** start **

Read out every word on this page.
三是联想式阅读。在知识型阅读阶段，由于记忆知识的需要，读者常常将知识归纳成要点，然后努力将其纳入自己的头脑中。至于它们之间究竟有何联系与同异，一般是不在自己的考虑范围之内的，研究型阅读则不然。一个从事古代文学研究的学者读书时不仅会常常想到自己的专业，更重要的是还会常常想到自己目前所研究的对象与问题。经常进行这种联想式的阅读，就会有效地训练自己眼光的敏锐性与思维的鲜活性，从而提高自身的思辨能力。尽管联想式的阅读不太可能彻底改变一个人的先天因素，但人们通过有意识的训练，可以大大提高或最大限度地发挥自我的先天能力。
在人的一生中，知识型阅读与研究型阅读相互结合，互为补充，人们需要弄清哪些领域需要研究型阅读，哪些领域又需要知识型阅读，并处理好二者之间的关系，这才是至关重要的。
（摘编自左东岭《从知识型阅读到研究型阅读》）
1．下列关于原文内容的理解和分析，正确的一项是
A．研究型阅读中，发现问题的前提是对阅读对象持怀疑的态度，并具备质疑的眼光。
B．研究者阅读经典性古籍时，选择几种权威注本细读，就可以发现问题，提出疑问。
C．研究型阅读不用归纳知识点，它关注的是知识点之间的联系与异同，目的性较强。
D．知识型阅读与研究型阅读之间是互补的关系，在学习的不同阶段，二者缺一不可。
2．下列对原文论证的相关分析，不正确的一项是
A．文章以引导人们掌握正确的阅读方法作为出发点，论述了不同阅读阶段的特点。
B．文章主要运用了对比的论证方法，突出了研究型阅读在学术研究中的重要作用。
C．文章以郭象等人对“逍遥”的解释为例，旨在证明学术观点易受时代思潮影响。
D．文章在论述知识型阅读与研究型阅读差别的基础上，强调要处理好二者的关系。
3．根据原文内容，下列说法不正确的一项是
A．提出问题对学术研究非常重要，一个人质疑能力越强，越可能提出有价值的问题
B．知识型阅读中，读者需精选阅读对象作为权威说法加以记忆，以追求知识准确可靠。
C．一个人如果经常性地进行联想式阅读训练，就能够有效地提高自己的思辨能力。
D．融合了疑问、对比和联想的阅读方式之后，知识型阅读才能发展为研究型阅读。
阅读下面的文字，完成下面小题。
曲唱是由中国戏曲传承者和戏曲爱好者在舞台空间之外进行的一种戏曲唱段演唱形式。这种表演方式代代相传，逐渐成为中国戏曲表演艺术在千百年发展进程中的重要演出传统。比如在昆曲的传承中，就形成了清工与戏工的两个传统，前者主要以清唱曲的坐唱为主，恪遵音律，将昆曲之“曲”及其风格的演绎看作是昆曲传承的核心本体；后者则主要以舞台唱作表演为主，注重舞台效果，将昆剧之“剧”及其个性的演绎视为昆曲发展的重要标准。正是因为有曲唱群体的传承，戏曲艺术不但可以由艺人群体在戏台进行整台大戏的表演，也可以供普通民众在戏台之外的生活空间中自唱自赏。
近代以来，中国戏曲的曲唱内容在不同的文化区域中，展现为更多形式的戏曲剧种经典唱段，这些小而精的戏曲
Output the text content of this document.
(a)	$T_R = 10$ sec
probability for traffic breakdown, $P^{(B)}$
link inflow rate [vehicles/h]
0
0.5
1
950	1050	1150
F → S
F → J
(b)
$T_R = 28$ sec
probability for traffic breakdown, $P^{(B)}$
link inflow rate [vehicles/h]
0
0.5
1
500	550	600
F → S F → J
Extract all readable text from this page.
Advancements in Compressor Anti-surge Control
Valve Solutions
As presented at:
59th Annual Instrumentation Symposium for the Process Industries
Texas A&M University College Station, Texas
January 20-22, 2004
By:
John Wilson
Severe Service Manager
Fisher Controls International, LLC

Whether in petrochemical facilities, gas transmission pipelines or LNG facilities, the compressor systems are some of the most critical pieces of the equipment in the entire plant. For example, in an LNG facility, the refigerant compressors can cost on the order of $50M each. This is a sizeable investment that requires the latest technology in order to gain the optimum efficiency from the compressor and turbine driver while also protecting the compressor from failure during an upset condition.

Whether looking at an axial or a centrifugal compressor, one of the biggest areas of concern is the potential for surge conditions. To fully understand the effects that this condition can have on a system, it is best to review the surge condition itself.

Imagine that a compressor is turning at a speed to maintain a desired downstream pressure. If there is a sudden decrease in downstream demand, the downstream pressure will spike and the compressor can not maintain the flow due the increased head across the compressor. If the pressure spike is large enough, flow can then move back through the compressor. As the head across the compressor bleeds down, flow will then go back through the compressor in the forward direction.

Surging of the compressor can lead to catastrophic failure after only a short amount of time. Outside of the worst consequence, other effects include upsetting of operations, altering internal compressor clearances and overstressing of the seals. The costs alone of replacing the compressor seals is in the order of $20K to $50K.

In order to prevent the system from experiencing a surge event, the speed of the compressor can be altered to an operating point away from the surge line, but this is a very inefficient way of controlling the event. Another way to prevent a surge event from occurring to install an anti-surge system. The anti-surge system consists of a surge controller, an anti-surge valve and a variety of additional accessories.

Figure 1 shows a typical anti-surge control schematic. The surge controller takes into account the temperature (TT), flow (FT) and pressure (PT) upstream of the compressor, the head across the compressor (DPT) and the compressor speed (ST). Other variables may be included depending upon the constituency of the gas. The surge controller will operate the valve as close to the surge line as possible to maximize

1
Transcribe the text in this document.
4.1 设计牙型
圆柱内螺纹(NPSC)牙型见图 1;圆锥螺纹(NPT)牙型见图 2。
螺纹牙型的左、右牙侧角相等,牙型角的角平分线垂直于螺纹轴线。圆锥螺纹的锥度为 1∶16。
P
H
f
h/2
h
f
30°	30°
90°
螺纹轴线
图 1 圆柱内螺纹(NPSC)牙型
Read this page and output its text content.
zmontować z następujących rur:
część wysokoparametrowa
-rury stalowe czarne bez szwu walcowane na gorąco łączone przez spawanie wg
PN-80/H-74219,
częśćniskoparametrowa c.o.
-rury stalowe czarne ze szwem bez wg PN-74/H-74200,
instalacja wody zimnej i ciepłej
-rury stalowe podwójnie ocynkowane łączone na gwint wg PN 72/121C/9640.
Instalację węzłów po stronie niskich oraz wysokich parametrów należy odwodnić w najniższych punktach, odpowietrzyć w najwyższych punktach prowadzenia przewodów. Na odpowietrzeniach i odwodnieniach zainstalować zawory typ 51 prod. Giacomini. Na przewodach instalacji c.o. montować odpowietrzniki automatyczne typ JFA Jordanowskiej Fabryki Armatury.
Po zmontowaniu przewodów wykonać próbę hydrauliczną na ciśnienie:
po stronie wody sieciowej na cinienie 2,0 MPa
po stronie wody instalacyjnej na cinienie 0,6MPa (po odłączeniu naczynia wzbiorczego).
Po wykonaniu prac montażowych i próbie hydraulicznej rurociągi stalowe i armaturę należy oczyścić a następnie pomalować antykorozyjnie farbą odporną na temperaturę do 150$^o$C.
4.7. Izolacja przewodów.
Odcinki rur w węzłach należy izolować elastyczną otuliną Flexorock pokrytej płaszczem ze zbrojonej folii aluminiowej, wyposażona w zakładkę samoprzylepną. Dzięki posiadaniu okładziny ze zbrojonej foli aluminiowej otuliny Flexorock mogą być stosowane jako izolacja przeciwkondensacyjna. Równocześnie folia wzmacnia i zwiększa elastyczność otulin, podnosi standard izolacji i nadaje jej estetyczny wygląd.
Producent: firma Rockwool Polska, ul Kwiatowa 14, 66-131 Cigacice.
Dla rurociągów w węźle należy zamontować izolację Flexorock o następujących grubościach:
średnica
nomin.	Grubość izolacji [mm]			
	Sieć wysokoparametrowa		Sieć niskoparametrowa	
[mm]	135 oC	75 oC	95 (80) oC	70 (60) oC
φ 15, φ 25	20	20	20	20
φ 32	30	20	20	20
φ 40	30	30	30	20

** end **

• **What is expected**
Transcribe all lines as written.

• **Task result**
Read out every word on this page.
三是联想式阅读。在知识型阅读阶段，由于记忆知识的需要，读者常常将知识归纳成要点，然后努力将其纳入自己的头脑中。至于它们之间究竟有何联系与同异，一般是不在自己的考虑范围之内的，研究型阅读则不然。一个从事古代文学研究的学者读书时不仅会常常想到自己的专业，更重要的是还会常常想到自己目前所研究的对象与问题。经常进行这种联想式的阅读，就会有效地训练自己眼光的敏锐性与思维的鲜活性，从而提高自身的思辨能力。尽管联想式的阅读不太可能彻底改变一个人的先天因素，但人们通过有意识的训练，可以大大提高或最大限度地发挥自我的先天能力。
在人的一生中，知识型阅读与研究型阅读相互结合，互为补充，人们需要弄清哪些领域需要研究型阅读，哪些领域又需要知识型阅读，并处理好二者之间的关系，这才是至关重要的。
（摘编自左东岭《从知识型阅读到研究型阅读》）
1．下列关于原文内容的理解和分析，正确的一项是
A．研究型阅读中，发现问题的前提是对阅读对象持怀疑的态度，并具备质疑的眼光。
B．研究者阅读经典性古籍时，选择几种权威注本细读，就可以发现问题，提出疑问。
C．研究型阅读不用归纳知识点，它关注的是知识点之间的联系与异同，目的性较强。
D．知识型阅读与研究型阅读之间是互补的关系，在学习的不同阶段，二者缺一不可。
2．下列对原文论证的相关分析，不正确的一项是
A．文章以引导人们掌握正确的阅读方法作为出发点，论述了不同阅读阶段的特点。
B．文章主要运用了对比的论证方法，突出了研究型阅读在学术研究中的重要作用。
C．文章以郭象等人对“逍遥”的解释为例，旨在证明学术观点易受时代思潮影响。
D．文章在论述知识型阅读与研究型阅读差别的基础上，强调要处理好二者的关系。
3．根据原文内容，下列说法不正确的一项是
A．提出问题对学术研究非常重要，一个人质疑能力越强，越可能提出有价值的问题
B．知识型阅读中，读者需精选阅读对象作为权威说法加以记忆，以追求知识准确可靠。
C．一个人如果经常性地进行联想式阅读训练，就能够有效地提高自己的思辨能力。
D．融合了疑问、对比和联想的阅读方式之后，知识型阅读才能发展为研究型阅读。
阅读下面的文字，完成下面小题。
曲唱是由中国戏曲传承者和戏曲爱好者在舞台空间之外进行的一种戏曲唱段演唱形式。这种表演方式代代相传，逐渐成为中国戏曲表演艺术在千百年发展进程中的重要演出传统。比如在昆曲的传承中，就形成了清工与戏工的两个传统，前者主要以清唱曲的坐唱为主，恪遵音律，将昆曲之“曲”及其风格的演绎看作是昆曲传承的核心本体；后者则主要以舞台唱作表演为主，注重舞台效果，将昆剧之“剧”及其个性的演绎视为昆曲发展的重要标准。正是因为有曲唱群体的传承，戏曲艺术不但可以由艺人群体在戏台进行整台大戏的表演，也可以供普通民众在戏台之外的生活空间中自唱自赏。
近代以来，中国戏曲的曲唱内容在不同的文化区域中，展现为更多形式的戏曲剧种经典唱段，这些小而精的戏曲
Output the text content of this document.
(a)	$T_R = 10$ sec
probability for traffic breakdown, $P^{(B)}$
link inflow rate [vehicles/h]
0
0.5
1
950	1050	1150
F → S
F → J
(b)
$T_R = 28$ sec
probability for traffic breakdown, $P^{(B)}$
link inflow rate [vehicles/h]
0
0.5
1
500	550	600
F → S F → J
Extract all readable text from this page.
Advancements in Compressor Anti-surge Control
Valve Solutions
As presented at:
59th Annual Instrumentation Symposium for the Process Industries
Texas A&M University College Station, Texas
January 20-22, 2004
By:
John Wilson
Severe Service Manager
Fisher Controls International, LLC

Whether in petrochemical facilities, gas transmission pipelines or LNG facilities, the compressor systems are some of the most critical pieces of the equipment in the entire plant. For example, in an LNG facility, the refigerant compressors can cost on the order of $50M each. This is a sizeable investment that requires the latest technology in order to gain the optimum efficiency from the compressor and turbine driver while also protecting the compressor from failure during an upset condition.

Whether looking at an axial or a centrifugal compressor, one of the biggest areas of concern is the potential for surge conditions. To fully understand the effects that this condition can have on a system, it is best to review the surge condition itself.

Imagine that a compressor is turning at a speed to maintain a desired downstream pressure. If there is a sudden decrease in downstream demand, the downstream pressure will spike and the compressor can not maintain the flow due the increased head across the compressor. If the pressure spike is large enough, flow can then move back through the compressor. As the head across the compressor bleeds down, flow will then go back through the compressor in the forward direction.

Surging of the compressor can lead to catastrophic failure after only a short amount of time. Outside of the worst consequence, other effects include upsetting of operations, altering internal compressor clearances and overstressing of the seals. The costs alone of replacing the compressor seals is in the order of $20K to $50K.

In order to prevent the system from experiencing a surge event, the speed of the compressor can be altered to an operating point away from the surge line, but this is a very inefficient way of controlling the event. Another way to prevent a surge event from occurring to install an anti-surge system. The anti-surge system consists of a surge controller, an anti-surge valve and a variety of additional accessories.

Figure 1 shows a typical anti-surge control schematic. The surge controller takes into account the temperature (TT), flow (FT) and pressure (PT) upstream of the compressor, the head across the compressor (DPT) and the compressor speed (ST). Other variables may be included depending upon the constituency of the gas. The surge controller will operate the valve as close to the surge line as possible to maximize

1
Transcribe the text in this document.
4.1 设计牙型
圆柱内螺纹(NPSC)牙型见图 1;圆锥螺纹(NPT)牙型见图 2。
螺纹牙型的左、右牙侧角相等,牙型角的角平分线垂直于螺纹轴线。圆锥螺纹的锥度为 1∶16。
P
H
f
h/2
h
f
30°	30°
90°
螺纹轴线
图 1 圆柱内螺纹(NPSC)牙型
Read this page and output its text content.
zmontować z następujących rur:
część wysokoparametrowa
-rury stalowe czarne bez szwu walcowane na gorąco łączone przez spawanie wg
PN-80/H-74219,
częśćniskoparametrowa c.o.
-rury stalowe czarne ze szwem bez wg PN-74/H-74200,
instalacja wody zimnej i ciepłej
-rury stalowe podwójnie ocynkowane łączone na gwint wg PN 72/121C/9640.
Instalację węzłów po stronie niskich oraz wysokich parametrów należy odwodnić w najniższych punktach, odpowietrzyć w najwyższych punktach prowadzenia przewodów. Na odpowietrzeniach i odwodnieniach zainstalować zawory typ 51 prod. Giacomini. Na przewodach instalacji c.o. montować odpowietrzniki automatyczne typ JFA Jordanowskiej Fabryki Armatury.
Po zmontowaniu przewodów wykonać próbę hydrauliczną na ciśnienie:
po stronie wody sieciowej na cinienie 2,0 MPa
po stronie wody instalacyjnej na cinienie 0,6MPa (po odłączeniu naczynia wzbiorczego).
Po wykonaniu prac montażowych i próbie hydraulicznej rurociągi stalowe i armaturę należy oczyścić a następnie pomalować antykorozyjnie farbą odporną na temperaturę do 150$^o$C.
4.7. Izolacja przewodów.
Odcinki rur w węzłach należy izolować elastyczną otuliną Flexorock pokrytej płaszczem ze zbrojonej folii aluminiowej, wyposażona w zakładkę samoprzylepną. Dzięki posiadaniu okładziny ze zbrojonej foli aluminiowej otuliny Flexorock mogą być stosowane jako izolacja przeciwkondensacyjna. Równocześnie folia wzmacnia i zwiększa elastyczność otulin, podnosi standard izolacji i nadaje jej estetyczny wygląd.
Producent: firma Rockwool Polska, ul Kwiatowa 14, 66-131 Cigacice.
Dla rurociągów w węźle należy zamontować izolację Flexorock o następujących grubościach:
średnica
nomin.	Grubość izolacji [mm]			
	Sieć wysokoparametrowa		Sieć niskoparametrowa	
[mm]	135 oC	75 oC	95 (80) oC	70 (60) oC
φ 15, φ 25	20	20	20	20
φ 32	30	20	20	20
φ 40	30	30	30	20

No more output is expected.